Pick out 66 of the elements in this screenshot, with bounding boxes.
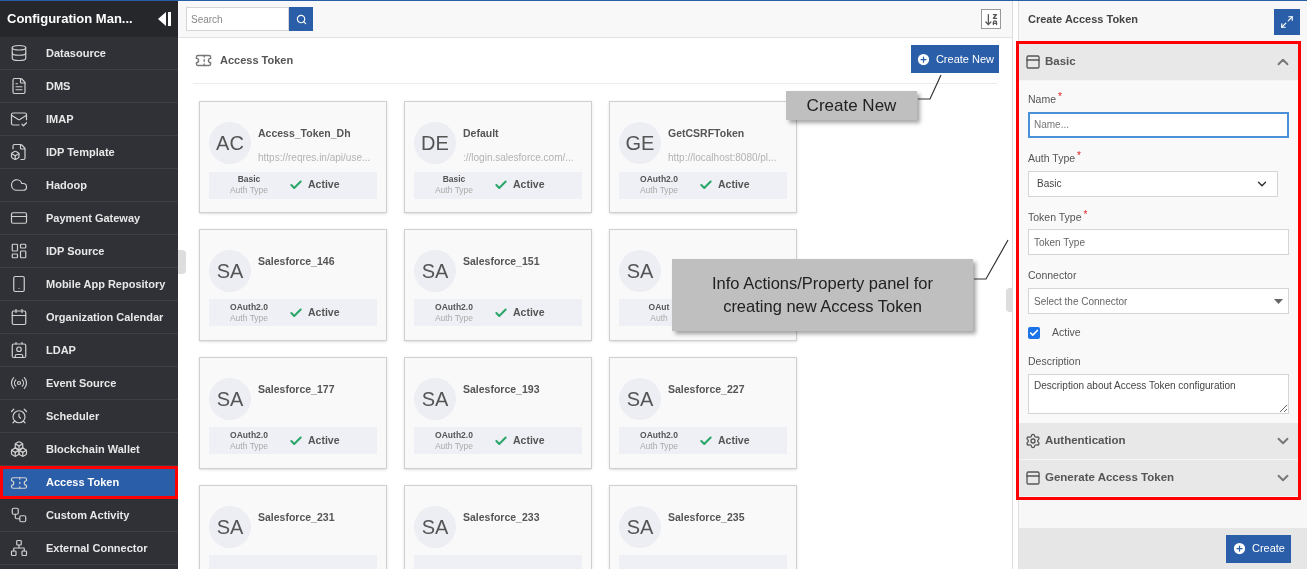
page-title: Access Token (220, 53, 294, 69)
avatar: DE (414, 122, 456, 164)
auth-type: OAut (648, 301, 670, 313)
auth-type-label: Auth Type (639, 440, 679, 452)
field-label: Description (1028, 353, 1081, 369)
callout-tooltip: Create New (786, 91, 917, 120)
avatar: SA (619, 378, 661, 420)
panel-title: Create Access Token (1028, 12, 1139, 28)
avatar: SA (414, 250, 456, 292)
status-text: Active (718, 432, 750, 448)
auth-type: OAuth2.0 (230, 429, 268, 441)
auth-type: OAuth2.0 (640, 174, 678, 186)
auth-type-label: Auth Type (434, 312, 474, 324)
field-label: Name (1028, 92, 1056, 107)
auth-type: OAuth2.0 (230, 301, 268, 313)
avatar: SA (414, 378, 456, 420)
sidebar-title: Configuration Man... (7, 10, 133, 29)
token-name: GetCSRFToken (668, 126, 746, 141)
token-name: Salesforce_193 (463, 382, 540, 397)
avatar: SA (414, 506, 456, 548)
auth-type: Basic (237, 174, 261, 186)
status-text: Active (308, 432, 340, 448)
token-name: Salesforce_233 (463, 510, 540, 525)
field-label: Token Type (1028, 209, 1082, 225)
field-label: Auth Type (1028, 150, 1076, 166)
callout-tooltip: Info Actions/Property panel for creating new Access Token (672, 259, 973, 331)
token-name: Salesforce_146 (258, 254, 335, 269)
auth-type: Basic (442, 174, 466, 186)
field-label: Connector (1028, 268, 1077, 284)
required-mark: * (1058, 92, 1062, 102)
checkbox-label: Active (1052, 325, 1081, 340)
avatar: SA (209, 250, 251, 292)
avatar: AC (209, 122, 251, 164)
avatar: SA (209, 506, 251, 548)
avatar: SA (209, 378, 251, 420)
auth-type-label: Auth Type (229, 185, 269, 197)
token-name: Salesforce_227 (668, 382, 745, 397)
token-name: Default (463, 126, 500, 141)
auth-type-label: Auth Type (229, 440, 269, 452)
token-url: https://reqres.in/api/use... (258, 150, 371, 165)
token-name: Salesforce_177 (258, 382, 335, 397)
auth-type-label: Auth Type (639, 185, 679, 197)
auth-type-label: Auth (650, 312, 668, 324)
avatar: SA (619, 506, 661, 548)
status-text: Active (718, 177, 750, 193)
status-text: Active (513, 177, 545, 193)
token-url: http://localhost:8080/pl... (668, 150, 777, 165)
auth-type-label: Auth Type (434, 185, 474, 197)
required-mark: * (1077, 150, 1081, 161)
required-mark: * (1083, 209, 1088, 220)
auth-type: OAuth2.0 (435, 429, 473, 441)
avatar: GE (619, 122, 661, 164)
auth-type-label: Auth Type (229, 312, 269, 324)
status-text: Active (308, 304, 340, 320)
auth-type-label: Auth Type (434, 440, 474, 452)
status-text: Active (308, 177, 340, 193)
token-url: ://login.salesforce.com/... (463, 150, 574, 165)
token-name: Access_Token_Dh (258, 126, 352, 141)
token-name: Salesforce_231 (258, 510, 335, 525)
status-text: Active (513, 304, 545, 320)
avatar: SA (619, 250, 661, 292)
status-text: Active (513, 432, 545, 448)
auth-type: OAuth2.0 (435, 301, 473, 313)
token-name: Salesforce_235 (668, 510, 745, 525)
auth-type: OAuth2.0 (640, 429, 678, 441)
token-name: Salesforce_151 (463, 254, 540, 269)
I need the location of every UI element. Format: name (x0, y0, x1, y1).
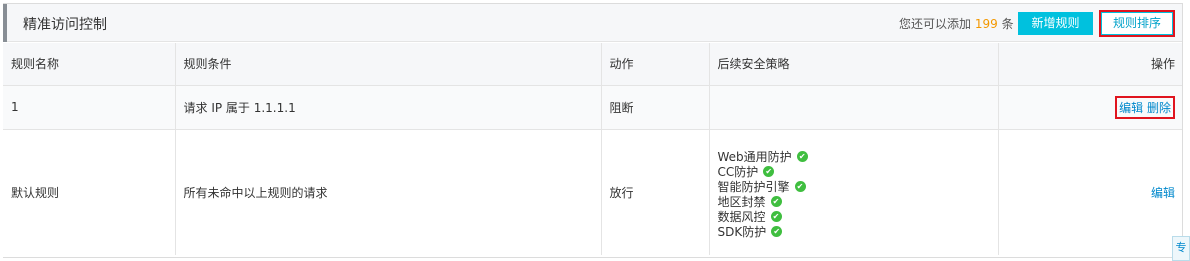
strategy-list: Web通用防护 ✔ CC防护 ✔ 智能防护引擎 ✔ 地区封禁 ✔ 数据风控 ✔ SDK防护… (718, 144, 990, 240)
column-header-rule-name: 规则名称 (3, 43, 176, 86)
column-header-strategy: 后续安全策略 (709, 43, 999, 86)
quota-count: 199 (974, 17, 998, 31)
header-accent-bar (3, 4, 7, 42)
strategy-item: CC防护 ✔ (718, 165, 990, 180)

Your goal → Reproduce every line of the records from the one containing "strategy-list: Web通用防护 ✔" down to the last line of the records, including both ends and leaving each line unchanged.

Answer to this task →
strategy-list: Web通用防护 ✔ CC防护 ✔ 智能防护引擎 ✔ 地区封禁 ✔ 数据风控 ✔ SDK防护… (718, 144, 990, 240)
column-header-rule-name: 规则名称 (3, 43, 176, 86)
column-header-strategy: 后续安全策略 (709, 43, 999, 86)
quota-count: 199 (974, 17, 998, 31)
header-accent-bar (3, 4, 7, 42)
strategy-item: CC防护 ✔ (718, 165, 990, 180)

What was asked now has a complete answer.